Collected data:
┏━━
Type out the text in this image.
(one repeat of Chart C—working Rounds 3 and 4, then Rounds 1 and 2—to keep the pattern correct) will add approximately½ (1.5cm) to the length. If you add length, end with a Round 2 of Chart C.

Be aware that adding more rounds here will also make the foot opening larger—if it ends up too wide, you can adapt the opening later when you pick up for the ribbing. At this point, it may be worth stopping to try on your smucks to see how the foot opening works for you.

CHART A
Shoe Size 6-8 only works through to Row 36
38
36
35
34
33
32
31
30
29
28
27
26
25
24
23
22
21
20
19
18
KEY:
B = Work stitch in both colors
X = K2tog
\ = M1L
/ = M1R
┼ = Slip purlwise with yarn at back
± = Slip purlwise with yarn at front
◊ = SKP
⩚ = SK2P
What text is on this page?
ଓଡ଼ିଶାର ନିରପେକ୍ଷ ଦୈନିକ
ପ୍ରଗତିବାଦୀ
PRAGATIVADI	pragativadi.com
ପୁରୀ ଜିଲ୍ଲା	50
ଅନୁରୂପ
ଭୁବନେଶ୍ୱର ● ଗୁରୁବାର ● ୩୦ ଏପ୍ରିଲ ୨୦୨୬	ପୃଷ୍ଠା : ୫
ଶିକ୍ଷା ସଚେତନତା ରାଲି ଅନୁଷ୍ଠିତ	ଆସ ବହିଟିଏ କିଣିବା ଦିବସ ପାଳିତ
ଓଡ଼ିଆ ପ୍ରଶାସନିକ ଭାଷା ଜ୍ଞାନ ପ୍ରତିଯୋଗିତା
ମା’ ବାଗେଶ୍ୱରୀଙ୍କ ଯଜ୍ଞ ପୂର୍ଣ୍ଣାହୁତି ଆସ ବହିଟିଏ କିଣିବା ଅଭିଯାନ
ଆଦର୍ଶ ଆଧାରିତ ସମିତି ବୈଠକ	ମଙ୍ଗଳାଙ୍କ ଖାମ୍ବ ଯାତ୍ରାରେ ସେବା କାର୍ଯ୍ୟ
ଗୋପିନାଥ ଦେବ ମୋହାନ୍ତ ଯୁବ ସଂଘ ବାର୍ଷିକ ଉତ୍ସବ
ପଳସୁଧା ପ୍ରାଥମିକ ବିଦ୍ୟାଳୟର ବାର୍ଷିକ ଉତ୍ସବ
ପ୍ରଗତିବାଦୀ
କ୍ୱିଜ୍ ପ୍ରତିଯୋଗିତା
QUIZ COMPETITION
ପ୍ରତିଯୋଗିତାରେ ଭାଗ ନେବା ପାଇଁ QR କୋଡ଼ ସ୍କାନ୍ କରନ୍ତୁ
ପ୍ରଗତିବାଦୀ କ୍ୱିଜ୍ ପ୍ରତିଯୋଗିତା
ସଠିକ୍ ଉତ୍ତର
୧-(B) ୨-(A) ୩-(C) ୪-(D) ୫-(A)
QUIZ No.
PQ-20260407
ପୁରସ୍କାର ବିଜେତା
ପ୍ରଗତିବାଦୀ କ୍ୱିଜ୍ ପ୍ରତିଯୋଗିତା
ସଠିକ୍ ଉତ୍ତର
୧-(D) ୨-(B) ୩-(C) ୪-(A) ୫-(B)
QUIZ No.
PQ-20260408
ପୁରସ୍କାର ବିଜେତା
┗━━
EXERCISE OBJECTIVE> Your answer should be one number: the count of lines in the data above that include the word "Slip".

RESPONSE> 2